__Job__
Exact repetition is required: output every record in full.

__Records supplied__
* * *

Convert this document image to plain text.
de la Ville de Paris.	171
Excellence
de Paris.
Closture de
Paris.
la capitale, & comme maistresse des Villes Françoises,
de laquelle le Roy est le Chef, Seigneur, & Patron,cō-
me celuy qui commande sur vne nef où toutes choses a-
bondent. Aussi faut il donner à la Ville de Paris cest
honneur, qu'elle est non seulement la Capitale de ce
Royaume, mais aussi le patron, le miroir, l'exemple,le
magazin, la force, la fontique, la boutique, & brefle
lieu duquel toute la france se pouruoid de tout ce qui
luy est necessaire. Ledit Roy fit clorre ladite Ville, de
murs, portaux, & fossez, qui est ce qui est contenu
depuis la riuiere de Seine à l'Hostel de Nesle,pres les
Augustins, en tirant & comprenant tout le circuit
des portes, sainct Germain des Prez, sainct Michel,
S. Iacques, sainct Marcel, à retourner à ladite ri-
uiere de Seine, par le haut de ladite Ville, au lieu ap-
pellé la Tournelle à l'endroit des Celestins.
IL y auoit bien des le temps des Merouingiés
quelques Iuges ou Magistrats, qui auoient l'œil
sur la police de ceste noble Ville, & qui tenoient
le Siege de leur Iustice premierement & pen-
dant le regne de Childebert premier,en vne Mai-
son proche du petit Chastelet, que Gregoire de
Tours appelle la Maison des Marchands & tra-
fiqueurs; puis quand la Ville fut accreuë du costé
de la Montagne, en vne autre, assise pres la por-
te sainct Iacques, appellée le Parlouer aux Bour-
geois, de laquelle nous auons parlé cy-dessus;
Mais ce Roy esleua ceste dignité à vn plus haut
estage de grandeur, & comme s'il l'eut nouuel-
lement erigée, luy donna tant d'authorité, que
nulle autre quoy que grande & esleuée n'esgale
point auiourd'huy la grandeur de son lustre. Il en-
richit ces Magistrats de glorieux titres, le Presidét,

* * *

__Exercise answer__
Convert this document image to plain text.
de la Ville de Paris.	171
Excellence
de Paris.
Closture de
Paris.
la capitale, & comme maistresse des Villes Françoises,
de laquelle le Roy est le Chef, Seigneur, & Patron,cō-
me celuy qui commande sur vne nef où toutes choses a-
bondent. Aussi faut il donner à la Ville de Paris cest
honneur, qu'elle est non seulement la Capitale de ce
Royaume, mais aussi le patron, le miroir, l'exemple,le
magazin, la force, la fontique, la boutique, & brefle
lieu duquel toute la france se pouruoid de tout ce qui
luy est necessaire. Ledit Roy fit clorre ladite Ville, de
murs, portaux, & fossez, qui est ce qui est contenu
depuis la riuiere de Seine à l'Hostel de Nesle,pres les
Augustins, en tirant & comprenant tout le circuit
des portes, sainct Germain des Prez, sainct Michel,
S. Iacques, sainct Marcel, à retourner à ladite ri-
uiere de Seine, par le haut de ladite Ville, au lieu ap-
pellé la Tournelle à l'endroit des Celestins.
IL y auoit bien des le temps des Merouingiés
quelques Iuges ou Magistrats, qui auoient l'œil
sur la police de ceste noble Ville, & qui tenoient
le Siege de leur Iustice premierement & pen-
dant le regne de Childebert premier,en vne Mai-
son proche du petit Chastelet, que Gregoire de
Tours appelle la Maison des Marchands & tra-
fiqueurs; puis quand la Ville fut accreuë du costé
de la Montagne, en vne autre, assise pres la por-
te sainct Iacques, appellée le Parlouer aux Bour-
geois, de laquelle nous auons parlé cy-dessus;
Mais ce Roy esleua ceste dignité à vn plus haut
estage de grandeur, & comme s'il l'eut nouuel-
lement erigée, luy donna tant d'authorité, que
nulle autre quoy que grande & esleuée n'esgale
point auiourd'huy la grandeur de son lustre. Il en-
richit ces Magistrats de glorieux titres, le Presidét,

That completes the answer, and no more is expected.